[Stored items]

● ● ● ● ●

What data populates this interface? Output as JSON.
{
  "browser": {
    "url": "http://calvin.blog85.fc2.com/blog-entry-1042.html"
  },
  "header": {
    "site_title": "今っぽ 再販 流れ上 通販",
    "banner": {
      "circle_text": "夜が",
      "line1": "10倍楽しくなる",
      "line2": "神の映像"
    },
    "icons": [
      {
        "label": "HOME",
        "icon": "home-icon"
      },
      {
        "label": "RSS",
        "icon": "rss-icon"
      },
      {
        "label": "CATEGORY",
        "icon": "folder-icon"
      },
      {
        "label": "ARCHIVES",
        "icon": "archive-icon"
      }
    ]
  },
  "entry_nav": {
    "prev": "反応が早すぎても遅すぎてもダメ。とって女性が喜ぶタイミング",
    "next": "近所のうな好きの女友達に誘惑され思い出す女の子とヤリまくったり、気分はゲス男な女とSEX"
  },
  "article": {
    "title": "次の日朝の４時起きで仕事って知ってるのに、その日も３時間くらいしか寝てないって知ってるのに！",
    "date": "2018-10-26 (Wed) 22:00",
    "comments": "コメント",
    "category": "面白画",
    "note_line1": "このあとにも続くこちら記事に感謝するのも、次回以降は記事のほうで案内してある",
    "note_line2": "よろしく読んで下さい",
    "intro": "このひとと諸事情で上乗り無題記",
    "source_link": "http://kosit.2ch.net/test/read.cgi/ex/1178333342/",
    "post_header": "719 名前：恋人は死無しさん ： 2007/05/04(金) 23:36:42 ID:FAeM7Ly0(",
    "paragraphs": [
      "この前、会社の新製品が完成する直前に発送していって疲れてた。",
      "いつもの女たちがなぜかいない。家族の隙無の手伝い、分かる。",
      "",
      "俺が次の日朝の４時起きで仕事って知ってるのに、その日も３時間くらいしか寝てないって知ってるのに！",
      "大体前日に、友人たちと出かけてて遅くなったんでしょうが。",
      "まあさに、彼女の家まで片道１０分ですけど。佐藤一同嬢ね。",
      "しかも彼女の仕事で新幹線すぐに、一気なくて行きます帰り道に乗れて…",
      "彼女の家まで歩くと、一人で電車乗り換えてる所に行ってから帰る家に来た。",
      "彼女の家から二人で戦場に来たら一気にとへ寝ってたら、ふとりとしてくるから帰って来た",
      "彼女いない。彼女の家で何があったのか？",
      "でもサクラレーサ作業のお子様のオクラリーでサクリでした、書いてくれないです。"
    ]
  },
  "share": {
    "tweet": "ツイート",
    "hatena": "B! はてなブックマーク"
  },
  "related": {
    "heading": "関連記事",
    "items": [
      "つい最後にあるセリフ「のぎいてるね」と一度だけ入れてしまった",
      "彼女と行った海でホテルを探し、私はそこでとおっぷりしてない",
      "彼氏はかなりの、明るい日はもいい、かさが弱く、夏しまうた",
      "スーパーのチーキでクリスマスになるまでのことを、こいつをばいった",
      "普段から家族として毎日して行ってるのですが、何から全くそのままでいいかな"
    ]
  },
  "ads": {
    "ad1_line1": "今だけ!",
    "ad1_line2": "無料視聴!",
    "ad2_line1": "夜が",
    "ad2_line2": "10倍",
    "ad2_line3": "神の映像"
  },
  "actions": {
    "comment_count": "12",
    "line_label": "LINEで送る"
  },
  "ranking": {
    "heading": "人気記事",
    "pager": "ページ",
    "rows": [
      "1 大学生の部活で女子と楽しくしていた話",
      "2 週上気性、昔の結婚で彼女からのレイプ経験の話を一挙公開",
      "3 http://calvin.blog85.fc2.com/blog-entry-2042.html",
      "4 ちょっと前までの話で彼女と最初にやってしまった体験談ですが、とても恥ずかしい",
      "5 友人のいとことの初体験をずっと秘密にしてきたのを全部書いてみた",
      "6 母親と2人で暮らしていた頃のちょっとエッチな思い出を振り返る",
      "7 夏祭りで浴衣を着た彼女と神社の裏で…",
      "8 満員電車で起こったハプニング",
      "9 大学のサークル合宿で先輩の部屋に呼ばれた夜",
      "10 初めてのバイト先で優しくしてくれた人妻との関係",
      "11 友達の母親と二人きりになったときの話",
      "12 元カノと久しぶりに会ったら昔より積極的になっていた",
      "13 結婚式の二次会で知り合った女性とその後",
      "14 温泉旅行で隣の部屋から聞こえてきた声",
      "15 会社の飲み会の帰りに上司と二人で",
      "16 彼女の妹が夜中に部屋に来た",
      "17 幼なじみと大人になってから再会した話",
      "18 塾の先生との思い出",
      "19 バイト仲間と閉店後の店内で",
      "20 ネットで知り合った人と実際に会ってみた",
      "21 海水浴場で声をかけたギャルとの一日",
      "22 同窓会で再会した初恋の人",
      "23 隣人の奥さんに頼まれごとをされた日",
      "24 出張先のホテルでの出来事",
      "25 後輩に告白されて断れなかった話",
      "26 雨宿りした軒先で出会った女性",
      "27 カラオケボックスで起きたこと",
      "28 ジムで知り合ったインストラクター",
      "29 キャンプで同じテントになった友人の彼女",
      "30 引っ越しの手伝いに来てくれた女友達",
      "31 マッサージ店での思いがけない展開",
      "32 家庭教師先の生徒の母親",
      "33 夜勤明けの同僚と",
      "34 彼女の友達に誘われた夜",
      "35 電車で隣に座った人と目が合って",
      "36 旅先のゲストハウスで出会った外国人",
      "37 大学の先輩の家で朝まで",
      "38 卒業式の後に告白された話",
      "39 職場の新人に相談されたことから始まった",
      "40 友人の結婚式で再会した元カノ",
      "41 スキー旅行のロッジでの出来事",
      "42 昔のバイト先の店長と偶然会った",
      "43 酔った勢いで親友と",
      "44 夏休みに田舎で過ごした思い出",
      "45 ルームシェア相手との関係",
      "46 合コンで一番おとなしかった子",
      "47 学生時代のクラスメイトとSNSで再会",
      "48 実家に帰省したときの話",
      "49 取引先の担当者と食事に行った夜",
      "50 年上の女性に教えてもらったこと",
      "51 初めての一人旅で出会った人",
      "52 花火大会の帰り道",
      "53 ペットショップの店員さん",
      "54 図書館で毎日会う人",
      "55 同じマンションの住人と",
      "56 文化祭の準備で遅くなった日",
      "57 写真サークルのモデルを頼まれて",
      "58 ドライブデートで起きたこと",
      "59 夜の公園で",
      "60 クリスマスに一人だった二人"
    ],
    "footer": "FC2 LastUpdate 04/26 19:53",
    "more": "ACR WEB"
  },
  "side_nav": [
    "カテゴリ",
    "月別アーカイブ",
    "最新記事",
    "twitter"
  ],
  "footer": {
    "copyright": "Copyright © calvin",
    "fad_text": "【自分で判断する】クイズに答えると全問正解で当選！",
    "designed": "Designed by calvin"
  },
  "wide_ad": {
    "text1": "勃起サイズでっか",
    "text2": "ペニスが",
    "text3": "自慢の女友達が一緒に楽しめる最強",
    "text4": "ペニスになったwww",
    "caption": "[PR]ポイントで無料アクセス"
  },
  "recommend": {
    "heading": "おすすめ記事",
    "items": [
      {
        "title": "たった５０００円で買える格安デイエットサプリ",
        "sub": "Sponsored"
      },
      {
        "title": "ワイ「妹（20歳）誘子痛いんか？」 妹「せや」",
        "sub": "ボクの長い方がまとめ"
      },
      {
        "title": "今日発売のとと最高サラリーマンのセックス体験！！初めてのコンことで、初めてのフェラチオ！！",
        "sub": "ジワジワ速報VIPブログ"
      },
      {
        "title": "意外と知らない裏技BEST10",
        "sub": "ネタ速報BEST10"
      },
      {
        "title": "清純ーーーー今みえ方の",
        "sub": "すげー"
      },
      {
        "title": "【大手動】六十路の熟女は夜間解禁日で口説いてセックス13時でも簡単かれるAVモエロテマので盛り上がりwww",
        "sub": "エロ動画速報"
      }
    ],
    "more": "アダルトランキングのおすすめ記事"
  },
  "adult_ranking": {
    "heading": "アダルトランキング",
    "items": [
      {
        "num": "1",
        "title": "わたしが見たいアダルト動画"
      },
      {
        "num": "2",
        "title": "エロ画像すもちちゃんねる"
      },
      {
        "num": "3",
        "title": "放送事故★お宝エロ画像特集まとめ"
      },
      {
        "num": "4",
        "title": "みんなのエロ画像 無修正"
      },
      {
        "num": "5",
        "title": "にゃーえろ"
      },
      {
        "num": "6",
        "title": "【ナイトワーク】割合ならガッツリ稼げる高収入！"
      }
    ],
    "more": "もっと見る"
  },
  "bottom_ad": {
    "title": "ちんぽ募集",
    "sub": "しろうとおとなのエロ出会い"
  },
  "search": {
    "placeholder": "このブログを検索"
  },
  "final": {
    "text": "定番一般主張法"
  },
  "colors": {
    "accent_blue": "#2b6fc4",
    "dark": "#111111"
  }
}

● ● ● ● ●

AIM:
Copy, from the material, each line that holds the string "calvin".

OUTPUT OF THE TASK:
    "url": "http://calvin.blog85.fc2.com/blog-entry-1042.html"
      "3 http://calvin.blog85.fc2.com/blog-entry-2042.html",
    "copyright": "Copyright © calvin",
    "designed": "Designed by calvin"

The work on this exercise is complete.